** Set exercise **
Rename "cooktop-burner" to "stove-burner" wherever it occurs in the entries below, and write the entries out again with nothing else altered.

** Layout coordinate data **
===============
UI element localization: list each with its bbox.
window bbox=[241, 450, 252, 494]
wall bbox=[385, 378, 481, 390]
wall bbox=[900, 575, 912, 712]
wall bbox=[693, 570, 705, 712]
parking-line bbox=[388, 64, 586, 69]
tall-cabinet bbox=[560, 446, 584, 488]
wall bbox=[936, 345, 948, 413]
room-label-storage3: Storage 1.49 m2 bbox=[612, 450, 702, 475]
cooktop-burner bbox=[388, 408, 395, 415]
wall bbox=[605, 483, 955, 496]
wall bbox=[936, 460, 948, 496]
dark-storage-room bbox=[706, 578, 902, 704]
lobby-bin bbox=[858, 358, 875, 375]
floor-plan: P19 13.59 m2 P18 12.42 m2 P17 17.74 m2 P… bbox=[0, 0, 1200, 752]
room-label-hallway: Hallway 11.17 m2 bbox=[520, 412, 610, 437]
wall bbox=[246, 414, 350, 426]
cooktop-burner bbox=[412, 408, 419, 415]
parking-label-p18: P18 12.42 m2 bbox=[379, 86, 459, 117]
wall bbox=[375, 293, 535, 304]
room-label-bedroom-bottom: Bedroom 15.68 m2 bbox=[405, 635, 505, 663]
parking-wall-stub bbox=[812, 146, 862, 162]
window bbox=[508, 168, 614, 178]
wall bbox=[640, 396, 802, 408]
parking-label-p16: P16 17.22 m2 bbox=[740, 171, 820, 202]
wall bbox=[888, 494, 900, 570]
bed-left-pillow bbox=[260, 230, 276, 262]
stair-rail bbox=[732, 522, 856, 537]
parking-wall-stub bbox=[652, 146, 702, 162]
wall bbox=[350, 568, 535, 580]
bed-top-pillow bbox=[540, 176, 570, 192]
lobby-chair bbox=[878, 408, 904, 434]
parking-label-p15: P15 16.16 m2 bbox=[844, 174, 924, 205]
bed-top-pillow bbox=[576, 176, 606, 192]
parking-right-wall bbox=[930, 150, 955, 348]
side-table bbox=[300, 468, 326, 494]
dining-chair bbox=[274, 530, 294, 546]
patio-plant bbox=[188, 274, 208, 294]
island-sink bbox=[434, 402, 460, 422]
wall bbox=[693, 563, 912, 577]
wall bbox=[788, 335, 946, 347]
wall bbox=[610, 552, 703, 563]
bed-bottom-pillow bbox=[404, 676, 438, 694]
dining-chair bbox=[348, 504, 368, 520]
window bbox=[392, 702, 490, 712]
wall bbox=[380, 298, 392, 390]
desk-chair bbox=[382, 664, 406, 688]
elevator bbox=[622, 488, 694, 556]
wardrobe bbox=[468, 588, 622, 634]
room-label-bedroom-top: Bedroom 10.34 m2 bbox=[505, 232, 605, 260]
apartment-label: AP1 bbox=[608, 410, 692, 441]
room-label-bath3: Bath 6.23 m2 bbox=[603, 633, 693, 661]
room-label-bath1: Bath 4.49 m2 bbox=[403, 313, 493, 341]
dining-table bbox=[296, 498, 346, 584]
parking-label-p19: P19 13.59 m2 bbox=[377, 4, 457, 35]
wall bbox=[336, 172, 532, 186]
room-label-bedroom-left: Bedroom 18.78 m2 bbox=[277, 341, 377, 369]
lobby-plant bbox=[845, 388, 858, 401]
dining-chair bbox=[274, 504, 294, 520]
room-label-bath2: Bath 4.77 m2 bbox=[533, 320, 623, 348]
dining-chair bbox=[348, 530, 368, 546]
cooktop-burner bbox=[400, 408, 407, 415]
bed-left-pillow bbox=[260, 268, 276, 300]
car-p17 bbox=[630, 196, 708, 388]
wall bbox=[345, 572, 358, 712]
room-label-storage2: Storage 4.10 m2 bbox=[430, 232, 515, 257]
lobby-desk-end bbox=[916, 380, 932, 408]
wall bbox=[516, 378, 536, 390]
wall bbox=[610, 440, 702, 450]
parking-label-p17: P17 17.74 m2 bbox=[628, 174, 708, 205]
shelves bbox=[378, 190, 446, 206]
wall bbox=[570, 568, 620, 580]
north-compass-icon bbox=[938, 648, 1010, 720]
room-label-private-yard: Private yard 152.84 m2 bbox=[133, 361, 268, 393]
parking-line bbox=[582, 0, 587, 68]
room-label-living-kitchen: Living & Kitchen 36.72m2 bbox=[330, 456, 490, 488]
===============
** Problem solution **
UI element localization: list each with its bbox.
window bbox=[241, 450, 252, 494]
wall bbox=[385, 378, 481, 390]
wall bbox=[900, 575, 912, 712]
wall bbox=[693, 570, 705, 712]
parking-line bbox=[388, 64, 586, 69]
tall-cabinet bbox=[560, 446, 584, 488]
wall bbox=[936, 345, 948, 413]
room-label-storage3: Storage 1.49 m2 bbox=[612, 450, 702, 475]
stove-burner bbox=[388, 408, 395, 415]
wall bbox=[605, 483, 955, 496]
wall bbox=[936, 460, 948, 496]
dark-storage-room bbox=[706, 578, 902, 704]
lobby-bin bbox=[858, 358, 875, 375]
floor-plan: P19 13.59 m2 P18 12.42 m2 P17 17.74 m2 P… bbox=[0, 0, 1200, 752]
room-label-hallway: Hallway 11.17 m2 bbox=[520, 412, 610, 437]
wall bbox=[246, 414, 350, 426]
stove-burner bbox=[412, 408, 419, 415]
parking-label-p18: P18 12.42 m2 bbox=[379, 86, 459, 117]
wall bbox=[375, 293, 535, 304]
room-label-bedroom-bottom: Bedroom 15.68 m2 bbox=[405, 635, 505, 663]
parking-wall-stub bbox=[812, 146, 862, 162]
window bbox=[508, 168, 614, 178]
wall bbox=[640, 396, 802, 408]
parking-label-p16: P16 17.22 m2 bbox=[740, 171, 820, 202]
wall bbox=[888, 494, 900, 570]
bed-left-pillow bbox=[260, 230, 276, 262]
stair-rail bbox=[732, 522, 856, 537]
parking-wall-stub bbox=[652, 146, 702, 162]
wall bbox=[350, 568, 535, 580]
bed-top-pillow bbox=[540, 176, 570, 192]
lobby-chair bbox=[878, 408, 904, 434]
parking-label-p15: P15 16.16 m2 bbox=[844, 174, 924, 205]
bed-top-pillow bbox=[576, 176, 606, 192]
parking-right-wall bbox=[930, 150, 955, 348]
side-table bbox=[300, 468, 326, 494]
dining-chair bbox=[274, 530, 294, 546]
patio-plant bbox=[188, 274, 208, 294]
island-sink bbox=[434, 402, 460, 422]
wall bbox=[693, 563, 912, 577]
wall bbox=[788, 335, 946, 347]
wall bbox=[610, 552, 703, 563]
bed-bottom-pillow bbox=[404, 676, 438, 694]
dining-chair bbox=[348, 504, 368, 520]
window bbox=[392, 702, 490, 712]
wall bbox=[380, 298, 392, 390]
desk-chair bbox=[382, 664, 406, 688]
elevator bbox=[622, 488, 694, 556]
wardrobe bbox=[468, 588, 622, 634]
room-label-bedroom-top: Bedroom 10.34 m2 bbox=[505, 232, 605, 260]
apartment-label: AP1 bbox=[608, 410, 692, 441]
room-label-bath3: Bath 6.23 m2 bbox=[603, 633, 693, 661]
room-label-bath1: Bath 4.49 m2 bbox=[403, 313, 493, 341]
dining-table bbox=[296, 498, 346, 584]
parking-label-p19: P19 13.59 m2 bbox=[377, 4, 457, 35]
wall bbox=[336, 172, 532, 186]
room-label-bedroom-left: Bedroom 18.78 m2 bbox=[277, 341, 377, 369]
lobby-plant bbox=[845, 388, 858, 401]
dining-chair bbox=[274, 504, 294, 520]
room-label-bath2: Bath 4.77 m2 bbox=[533, 320, 623, 348]
dining-chair bbox=[348, 530, 368, 546]
stove-burner bbox=[400, 408, 407, 415]
bed-left-pillow bbox=[260, 268, 276, 300]
car-p17 bbox=[630, 196, 708, 388]
wall bbox=[345, 572, 358, 712]
room-label-storage2: Storage 4.10 m2 bbox=[430, 232, 515, 257]
lobby-desk-end bbox=[916, 380, 932, 408]
wall bbox=[516, 378, 536, 390]
wall bbox=[610, 440, 702, 450]
parking-label-p17: P17 17.74 m2 bbox=[628, 174, 708, 205]
shelves bbox=[378, 190, 446, 206]
wall bbox=[570, 568, 620, 580]
north-compass-icon bbox=[938, 648, 1010, 720]
room-label-private-yard: Private yard 152.84 m2 bbox=[133, 361, 268, 393]
parking-line bbox=[582, 0, 587, 68]
room-label-living-kitchen: Living & Kitchen 36.72m2 bbox=[330, 456, 490, 488]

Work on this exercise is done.